■ To do
Transcribe the records that follow in their entirety, omitting any pictures.

■ Data shown
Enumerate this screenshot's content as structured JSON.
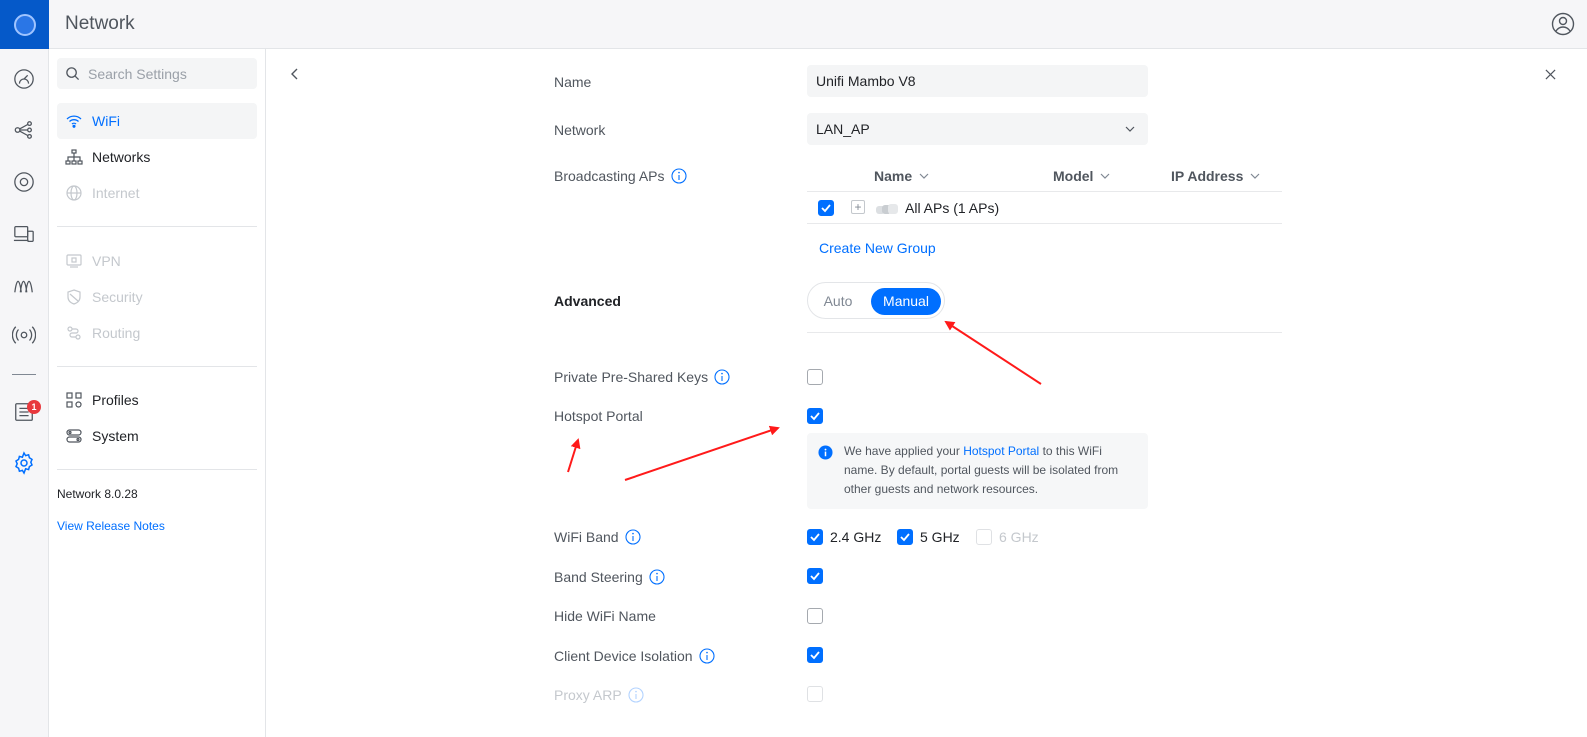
{
  "app": {
    "title": "Network"
  },
  "search": {
    "placeholder": "Search Settings"
  },
  "sidebar": {
    "items": [
      {
        "label": "WiFi",
        "state": "active",
        "icon": "wifi-icon"
      },
      {
        "label": "Networks",
        "state": "normal",
        "icon": "network-topology-icon"
      },
      {
        "label": "Internet",
        "state": "disabled",
        "icon": "globe-icon"
      },
      {
        "label": "VPN",
        "state": "disabled",
        "icon": "vpn-icon"
      },
      {
        "label": "Security",
        "state": "disabled",
        "icon": "shield-icon"
      },
      {
        "label": "Routing",
        "state": "disabled",
        "icon": "routing-icon"
      },
      {
        "label": "Profiles",
        "state": "normal",
        "icon": "profiles-icon"
      },
      {
        "label": "System",
        "state": "normal",
        "icon": "system-icon"
      }
    ],
    "version": "Network 8.0.28",
    "release_notes": "View Release Notes"
  },
  "rail": {
    "badge_count": "1"
  },
  "form": {
    "name_label": "Name",
    "name_value": "Unifi Mambo V8",
    "network_label": "Network",
    "network_value": "LAN_AP",
    "broadcasting_label": "Broadcasting APs",
    "table": {
      "columns": [
        "Name",
        "Model",
        "IP Address"
      ],
      "row_label": "All APs (1 APs)"
    },
    "create_group": "Create New Group",
    "advanced_label": "Advanced",
    "advanced_options": {
      "auto": "Auto",
      "manual": "Manual",
      "selected": "Manual"
    },
    "ppsk_label": "Private Pre-Shared Keys",
    "hotspot_label": "Hotspot Portal",
    "notice": {
      "prefix": "We have applied your ",
      "link": "Hotspot Portal",
      "suffix": " to this WiFi name. By default, portal guests will be isolated from other guests and network resources."
    },
    "wifi_band_label": "WiFi Band",
    "bands": [
      "2.4 GHz",
      "5 GHz",
      "6 GHz"
    ],
    "band_steering_label": "Band Steering",
    "hide_wifi_label": "Hide WiFi Name",
    "client_isolation_label": "Client Device Isolation",
    "proxy_arp_label": "Proxy ARP"
  },
  "colors": {
    "accent": "#006fff",
    "brand": "#0559c9",
    "annotation": "#ff1a1a",
    "badge": "#e8383d"
  }
}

■ Solution to this exercise
Enumerate this screenshot's content as structured JSON.
{
  "app": {
    "title": "Network"
  },
  "search": {
    "placeholder": "Search Settings"
  },
  "sidebar": {
    "items": [
      {
        "label": "WiFi",
        "state": "active",
        "icon": "wifi-icon"
      },
      {
        "label": "Networks",
        "state": "normal",
        "icon": "network-topology-icon"
      },
      {
        "label": "Internet",
        "state": "disabled",
        "icon": "globe-icon"
      },
      {
        "label": "VPN",
        "state": "disabled",
        "icon": "vpn-icon"
      },
      {
        "label": "Security",
        "state": "disabled",
        "icon": "shield-icon"
      },
      {
        "label": "Routing",
        "state": "disabled",
        "icon": "routing-icon"
      },
      {
        "label": "Profiles",
        "state": "normal",
        "icon": "profiles-icon"
      },
      {
        "label": "System",
        "state": "normal",
        "icon": "system-icon"
      }
    ],
    "version": "Network 8.0.28",
    "release_notes": "View Release Notes"
  },
  "rail": {
    "badge_count": "1"
  },
  "form": {
    "name_label": "Name",
    "name_value": "Unifi Mambo V8",
    "network_label": "Network",
    "network_value": "LAN_AP",
    "broadcasting_label": "Broadcasting APs",
    "table": {
      "columns": [
        "Name",
        "Model",
        "IP Address"
      ],
      "row_label": "All APs (1 APs)"
    },
    "create_group": "Create New Group",
    "advanced_label": "Advanced",
    "advanced_options": {
      "auto": "Auto",
      "manual": "Manual",
      "selected": "Manual"
    },
    "ppsk_label": "Private Pre-Shared Keys",
    "hotspot_label": "Hotspot Portal",
    "notice": {
      "prefix": "We have applied your ",
      "link": "Hotspot Portal",
      "suffix": " to this WiFi name. By default, portal guests will be isolated from other guests and network resources."
    },
    "wifi_band_label": "WiFi Band",
    "bands": [
      "2.4 GHz",
      "5 GHz",
      "6 GHz"
    ],
    "band_steering_label": "Band Steering",
    "hide_wifi_label": "Hide WiFi Name",
    "client_isolation_label": "Client Device Isolation",
    "proxy_arp_label": "Proxy ARP"
  },
  "colors": {
    "accent": "#006fff",
    "brand": "#0559c9",
    "annotation": "#ff1a1a",
    "badge": "#e8383d"
  }
}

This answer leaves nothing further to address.